__Challenge__
Restate the entire listing word for word.

•••••

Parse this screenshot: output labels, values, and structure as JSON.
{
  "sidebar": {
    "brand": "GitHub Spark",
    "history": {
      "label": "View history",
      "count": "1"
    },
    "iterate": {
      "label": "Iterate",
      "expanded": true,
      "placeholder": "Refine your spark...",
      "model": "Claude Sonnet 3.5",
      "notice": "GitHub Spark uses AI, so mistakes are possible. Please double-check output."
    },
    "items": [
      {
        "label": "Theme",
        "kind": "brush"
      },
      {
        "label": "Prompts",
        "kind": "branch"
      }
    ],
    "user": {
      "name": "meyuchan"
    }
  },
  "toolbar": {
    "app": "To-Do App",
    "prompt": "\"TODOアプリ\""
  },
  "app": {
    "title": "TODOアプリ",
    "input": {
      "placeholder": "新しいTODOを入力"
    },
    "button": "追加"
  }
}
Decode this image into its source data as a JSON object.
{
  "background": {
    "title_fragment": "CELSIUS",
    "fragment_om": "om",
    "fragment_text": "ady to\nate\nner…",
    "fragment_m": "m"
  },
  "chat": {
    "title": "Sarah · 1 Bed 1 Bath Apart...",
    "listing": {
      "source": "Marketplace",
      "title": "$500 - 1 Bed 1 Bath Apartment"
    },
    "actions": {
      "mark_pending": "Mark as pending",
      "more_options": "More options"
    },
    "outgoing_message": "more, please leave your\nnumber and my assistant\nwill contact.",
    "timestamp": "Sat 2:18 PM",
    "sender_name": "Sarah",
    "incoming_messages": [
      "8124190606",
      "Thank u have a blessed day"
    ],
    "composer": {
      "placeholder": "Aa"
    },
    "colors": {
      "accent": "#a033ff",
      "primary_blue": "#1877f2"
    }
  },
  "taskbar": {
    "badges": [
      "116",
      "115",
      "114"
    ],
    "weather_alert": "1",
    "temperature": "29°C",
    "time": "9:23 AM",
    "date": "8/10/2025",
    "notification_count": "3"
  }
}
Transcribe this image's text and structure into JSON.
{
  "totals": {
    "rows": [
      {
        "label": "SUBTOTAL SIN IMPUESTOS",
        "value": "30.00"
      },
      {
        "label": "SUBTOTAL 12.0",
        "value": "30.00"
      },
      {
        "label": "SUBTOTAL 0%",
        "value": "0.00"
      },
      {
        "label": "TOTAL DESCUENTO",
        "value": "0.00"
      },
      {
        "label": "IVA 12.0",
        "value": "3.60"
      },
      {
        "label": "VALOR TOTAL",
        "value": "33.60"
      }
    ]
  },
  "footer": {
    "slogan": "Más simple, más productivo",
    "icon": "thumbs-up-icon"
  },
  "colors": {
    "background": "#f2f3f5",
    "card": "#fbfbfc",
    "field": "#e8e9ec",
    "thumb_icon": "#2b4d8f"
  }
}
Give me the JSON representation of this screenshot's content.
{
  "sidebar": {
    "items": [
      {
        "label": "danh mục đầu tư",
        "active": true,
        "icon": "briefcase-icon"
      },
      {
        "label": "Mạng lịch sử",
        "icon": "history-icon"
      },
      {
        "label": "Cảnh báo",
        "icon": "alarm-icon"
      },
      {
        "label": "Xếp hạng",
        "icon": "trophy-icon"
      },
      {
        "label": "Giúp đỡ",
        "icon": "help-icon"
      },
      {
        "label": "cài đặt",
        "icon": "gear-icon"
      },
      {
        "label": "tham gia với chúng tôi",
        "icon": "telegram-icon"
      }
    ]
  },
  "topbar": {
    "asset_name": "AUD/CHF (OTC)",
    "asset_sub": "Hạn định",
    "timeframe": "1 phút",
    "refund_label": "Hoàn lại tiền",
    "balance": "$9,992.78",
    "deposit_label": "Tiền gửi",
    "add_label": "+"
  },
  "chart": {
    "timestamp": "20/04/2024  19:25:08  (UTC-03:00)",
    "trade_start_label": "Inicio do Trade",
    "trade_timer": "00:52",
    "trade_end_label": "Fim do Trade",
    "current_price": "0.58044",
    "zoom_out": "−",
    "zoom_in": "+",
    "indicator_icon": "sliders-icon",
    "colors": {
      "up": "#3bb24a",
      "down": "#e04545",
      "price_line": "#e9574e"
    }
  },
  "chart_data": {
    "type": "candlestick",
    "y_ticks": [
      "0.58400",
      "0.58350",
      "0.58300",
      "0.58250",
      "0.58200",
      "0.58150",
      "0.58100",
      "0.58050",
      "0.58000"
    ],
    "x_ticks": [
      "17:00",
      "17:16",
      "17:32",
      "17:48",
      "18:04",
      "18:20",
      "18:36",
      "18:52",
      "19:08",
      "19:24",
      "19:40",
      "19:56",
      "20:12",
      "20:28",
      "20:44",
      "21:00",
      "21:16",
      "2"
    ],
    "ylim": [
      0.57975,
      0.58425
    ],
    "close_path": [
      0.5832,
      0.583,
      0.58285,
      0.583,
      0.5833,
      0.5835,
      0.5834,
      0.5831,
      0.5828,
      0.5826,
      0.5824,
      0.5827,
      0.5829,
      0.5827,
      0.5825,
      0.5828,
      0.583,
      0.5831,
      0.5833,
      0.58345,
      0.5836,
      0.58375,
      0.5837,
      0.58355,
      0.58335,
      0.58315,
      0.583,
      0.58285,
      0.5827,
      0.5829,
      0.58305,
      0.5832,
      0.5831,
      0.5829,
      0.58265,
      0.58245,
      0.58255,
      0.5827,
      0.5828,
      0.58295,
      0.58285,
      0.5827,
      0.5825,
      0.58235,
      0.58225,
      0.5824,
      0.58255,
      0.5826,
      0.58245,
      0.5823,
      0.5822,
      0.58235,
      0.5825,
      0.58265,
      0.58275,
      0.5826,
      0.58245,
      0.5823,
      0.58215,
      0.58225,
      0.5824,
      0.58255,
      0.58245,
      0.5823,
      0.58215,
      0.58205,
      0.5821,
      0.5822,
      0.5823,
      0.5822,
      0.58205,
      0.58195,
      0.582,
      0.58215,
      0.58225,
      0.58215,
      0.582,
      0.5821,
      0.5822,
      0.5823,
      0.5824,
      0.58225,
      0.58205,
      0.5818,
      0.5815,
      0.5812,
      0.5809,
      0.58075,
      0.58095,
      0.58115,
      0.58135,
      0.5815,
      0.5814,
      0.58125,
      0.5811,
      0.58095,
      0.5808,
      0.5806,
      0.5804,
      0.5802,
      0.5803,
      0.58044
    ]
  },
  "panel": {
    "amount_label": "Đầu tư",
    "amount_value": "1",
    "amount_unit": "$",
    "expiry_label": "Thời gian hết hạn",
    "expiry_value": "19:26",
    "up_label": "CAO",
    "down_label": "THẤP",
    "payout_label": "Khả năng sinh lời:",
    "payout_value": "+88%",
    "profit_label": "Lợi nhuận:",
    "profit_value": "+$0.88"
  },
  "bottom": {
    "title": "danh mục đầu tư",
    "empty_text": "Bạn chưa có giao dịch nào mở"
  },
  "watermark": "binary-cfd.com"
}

•••••

__Final result__
Parse this screenshot: output labels, values, and structure as JSON.
{
  "sidebar": {
    "brand": "GitHub Spark",
    "history": {
      "label": "View history",
      "count": "1"
    },
    "iterate": {
      "label": "Iterate",
      "expanded": true,
      "placeholder": "Refine your spark...",
      "model": "Claude Sonnet 3.5",
      "notice": "GitHub Spark uses AI, so mistakes are possible. Please double-check output."
    },
    "items": [
      {
        "label": "Theme",
        "kind": "brush"
      },
      {
        "label": "Prompts",
        "kind": "branch"
      }
    ],
    "user": {
      "name": "meyuchan"
    }
  },
  "toolbar": {
    "app": "To-Do App",
    "prompt": "\"TODOアプリ\""
  },
  "app": {
    "title": "TODOアプリ",
    "input": {
      "placeholder": "新しいTODOを入力"
    },
    "button": "追加"
  }
}
Decode this image into its source data as a JSON object.
{
  "background": {
    "title_fragment": "CELSIUS",
    "fragment_om": "om",
    "fragment_text": "ady to\nate\nner…",
    "fragment_m": "m"
  },
  "chat": {
    "title": "Sarah · 1 Bed 1 Bath Apart...",
    "listing": {
      "source": "Marketplace",
      "title": "$500 - 1 Bed 1 Bath Apartment"
    },
    "actions": {
      "mark_pending": "Mark as pending",
      "more_options": "More options"
    },
    "outgoing_message": "more, please leave your\nnumber and my assistant\nwill contact.",
    "timestamp": "Sat 2:18 PM",
    "sender_name": "Sarah",
    "incoming_messages": [
      "8124190606",
      "Thank u have a blessed day"
    ],
    "composer": {
      "placeholder": "Aa"
    },
    "colors": {
      "accent": "#a033ff",
      "primary_blue": "#1877f2"
    }
  },
  "taskbar": {
    "badges": [
      "116",
      "115",
      "114"
    ],
    "weather_alert": "1",
    "temperature": "29°C",
    "time": "9:23 AM",
    "date": "8/10/2025",
    "notification_count": "3"
  }
}
Transcribe this image's text and structure into JSON.
{
  "totals": {
    "rows": [
      {
        "label": "SUBTOTAL SIN IMPUESTOS",
        "value": "30.00"
      },
      {
        "label": "SUBTOTAL 12.0",
        "value": "30.00"
      },
      {
        "label": "SUBTOTAL 0%",
        "value": "0.00"
      },
      {
        "label": "TOTAL DESCUENTO",
        "value": "0.00"
      },
      {
        "label": "IVA 12.0",
        "value": "3.60"
      },
      {
        "label": "VALOR TOTAL",
        "value": "33.60"
      }
    ]
  },
  "footer": {
    "slogan": "Más simple, más productivo",
    "icon": "thumbs-up-icon"
  },
  "colors": {
    "background": "#f2f3f5",
    "card": "#fbfbfc",
    "field": "#e8e9ec",
    "thumb_icon": "#2b4d8f"
  }
}
Give me the JSON representation of this screenshot's content.
{
  "sidebar": {
    "items": [
      {
        "label": "danh mục đầu tư",
        "active": true,
        "icon": "briefcase-icon"
      },
      {
        "label": "Mạng lịch sử",
        "icon": "history-icon"
      },
      {
        "label": "Cảnh báo",
        "icon": "alarm-icon"
      },
      {
        "label": "Xếp hạng",
        "icon": "trophy-icon"
      },
      {
        "label": "Giúp đỡ",
        "icon": "help-icon"
      },
      {
        "label": "cài đặt",
        "icon": "gear-icon"
      },
      {
        "label": "tham gia với chúng tôi",
        "icon": "telegram-icon"
      }
    ]
  },
  "topbar": {
    "asset_name": "AUD/CHF (OTC)",
    "asset_sub": "Hạn định",
    "timeframe": "1 phút",
    "refund_label": "Hoàn lại tiền",
    "balance": "$9,992.78",
    "deposit_label": "Tiền gửi",
    "add_label": "+"
  },
  "chart": {
    "timestamp": "20/04/2024  19:25:08  (UTC-03:00)",
    "trade_start_label": "Inicio do Trade",
    "trade_timer": "00:52",
    "trade_end_label": "Fim do Trade",
    "current_price": "0.58044",
    "zoom_out": "−",
    "zoom_in": "+",
    "indicator_icon": "sliders-icon",
    "colors": {
      "up": "#3bb24a",
      "down": "#e04545",
      "price_line": "#e9574e"
    }
  },
  "chart_data": {
    "type": "candlestick",
    "y_ticks": [
      "0.58400",
      "0.58350",
      "0.58300",
      "0.58250",
      "0.58200",
      "0.58150",
      "0.58100",
      "0.58050",
      "0.58000"
    ],
    "x_ticks": [
      "17:00",
      "17:16",
      "17:32",
      "17:48",
      "18:04",
      "18:20",
      "18:36",
      "18:52",
      "19:08",
      "19:24",
      "19:40",
      "19:56",
      "20:12",
      "20:28",
      "20:44",
      "21:00",
      "21:16",
      "2"
    ],
    "ylim": [
      0.57975,
      0.58425
    ],
    "close_path": [
      0.5832,
      0.583,
      0.58285,
      0.583,
      0.5833,
      0.5835,
      0.5834,
      0.5831,
      0.5828,
      0.5826,
      0.5824,
      0.5827,
      0.5829,
      0.5827,
      0.5825,
      0.5828,
      0.583,
      0.5831,
      0.5833,
      0.58345,
      0.5836,
      0.58375,
      0.5837,
      0.58355,
      0.58335,
      0.58315,
      0.583,
      0.58285,
      0.5827,
      0.5829,
      0.58305,
      0.5832,
      0.5831,
      0.5829,
      0.58265,
      0.58245,
      0.58255,
      0.5827,
      0.5828,
      0.58295,
      0.58285,
      0.5827,
      0.5825,
      0.58235,
      0.58225,
      0.5824,
      0.58255,
      0.5826,
      0.58245,
      0.5823,
      0.5822,
      0.58235,
      0.5825,
      0.58265,
      0.58275,
      0.5826,
      0.58245,
      0.5823,
      0.58215,
      0.58225,
      0.5824,
      0.58255,
      0.58245,
      0.5823,
      0.58215,
      0.58205,
      0.5821,
      0.5822,
      0.5823,
      0.5822,
      0.58205,
      0.58195,
      0.582,
      0.58215,
      0.58225,
      0.58215,
      0.582,
      0.5821,
      0.5822,
      0.5823,
      0.5824,
      0.58225,
      0.58205,
      0.5818,
      0.5815,
      0.5812,
      0.5809,
      0.58075,
      0.58095,
      0.58115,
      0.58135,
      0.5815,
      0.5814,
      0.58125,
      0.5811,
      0.58095,
      0.5808,
      0.5806,
      0.5804,
      0.5802,
      0.5803,
      0.58044
    ]
  },
  "panel": {
    "amount_label": "Đầu tư",
    "amount_value": "1",
    "amount_unit": "$",
    "expiry_label": "Thời gian hết hạn",
    "expiry_value": "19:26",
    "up_label": "CAO",
    "down_label": "THẤP",
    "payout_label": "Khả năng sinh lời:",
    "payout_value": "+88%",
    "profit_label": "Lợi nhuận:",
    "profit_value": "+$0.88"
  },
  "bottom": {
    "title": "danh mục đầu tư",
    "empty_text": "Bạn chưa có giao dịch nào mở"
  },
  "watermark": "binary-cfd.com"
}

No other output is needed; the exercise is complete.